Requirements: Repeat the listing exactly as given, omitting every image.

>> START Data shown

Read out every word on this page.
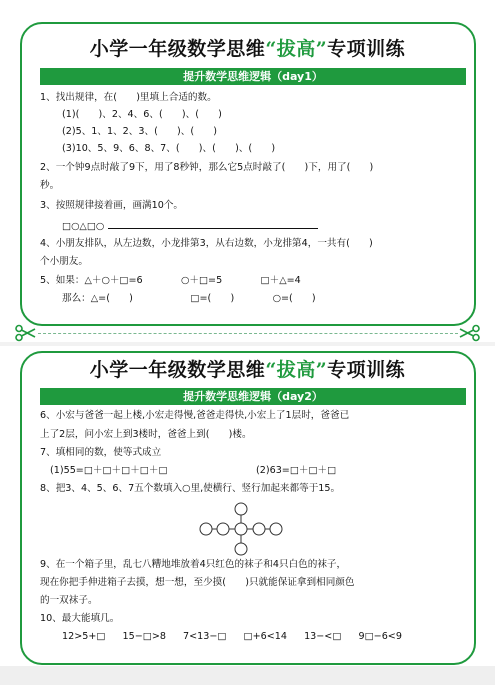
小学一年级数学思维“拔高”专项训练
提升数学思维逻辑（day1）
1、找出规律，在(　　)里填上合适的数。
(1)(　　)、2、4、6、(　　)、(　　)
(2)5、1、1、2、3、(　　)、(　　)
(3)10、5、9、6、8、7、(　　)、(　　)、(　　)
2、一个钟9点时敲了9下，用了8秒钟，那么它5点时敲了(　　)下，用了(　　)
秒。
3、按照规律接着画，画满10个。
□○△□○
4、小朋友排队，从左边数，小龙排第3，从右边数，小龙排第4，一共有(　　)
个小朋友。
5、如果：△＋○＋□=6　　　　○＋□=5　　　　□＋△=4
那么：△=(　　)　　　　　　□=(　　)　　　　○=(　　)
小学一年级数学思维“拔高”专项训练
提升数学思维逻辑（day2）
6、小宏与爸爸一起上楼,小宏走得慢,爸爸走得快,小宏上了1层时，爸爸已
上了2层，问小宏上到3楼时，爸爸上到(　　)楼。
7、填相同的数，使等式成立
(1)55=□＋□＋□＋□＋□	(2)63=□＋□＋□
8、把3、4、5、6、7五个数填入○里,使横行、竖行加起来都等于15。
9、在一个箱子里，乱七八糟地堆放着4只红色的袜子和4只白色的袜子，
现在你把手伸进箱子去摸，想一想，至少摸(　　)只就能保证拿到相同颜色
的一双袜子。
10、最大能填几。
12>5+□ 15−□>8 7<13−□ □+6<14 13−<□ 9□−6<9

>> END Data shown

Exercise answer:
Read out every word on this page.
小学一年级数学思维“拔高”专项训练
提升数学思维逻辑（day1）
1、找出规律，在(　　)里填上合适的数。
(1)(　　)、2、4、6、(　　)、(　　)
(2)5、1、1、2、3、(　　)、(　　)
(3)10、5、9、6、8、7、(　　)、(　　)、(　　)
2、一个钟9点时敲了9下，用了8秒钟，那么它5点时敲了(　　)下，用了(　　)
秒。
3、按照规律接着画，画满10个。
□○△□○
4、小朋友排队，从左边数，小龙排第3，从右边数，小龙排第4，一共有(　　)
个小朋友。
5、如果：△＋○＋□=6　　　　○＋□=5　　　　□＋△=4
那么：△=(　　)　　　　　　□=(　　)　　　　○=(　　)
小学一年级数学思维“拔高”专项训练
提升数学思维逻辑（day2）
6、小宏与爸爸一起上楼,小宏走得慢,爸爸走得快,小宏上了1层时，爸爸已
上了2层，问小宏上到3楼时，爸爸上到(　　)楼。
7、填相同的数，使等式成立
(1)55=□＋□＋□＋□＋□	(2)63=□＋□＋□
8、把3、4、5、6、7五个数填入○里,使横行、竖行加起来都等于15。
9、在一个箱子里，乱七八糟地堆放着4只红色的袜子和4只白色的袜子，
现在你把手伸进箱子去摸，想一想，至少摸(　　)只就能保证拿到相同颜色
的一双袜子。
10、最大能填几。
12>5+□ 15−□>8 7<13−□ □+6<14 13−<□ 9□−6<9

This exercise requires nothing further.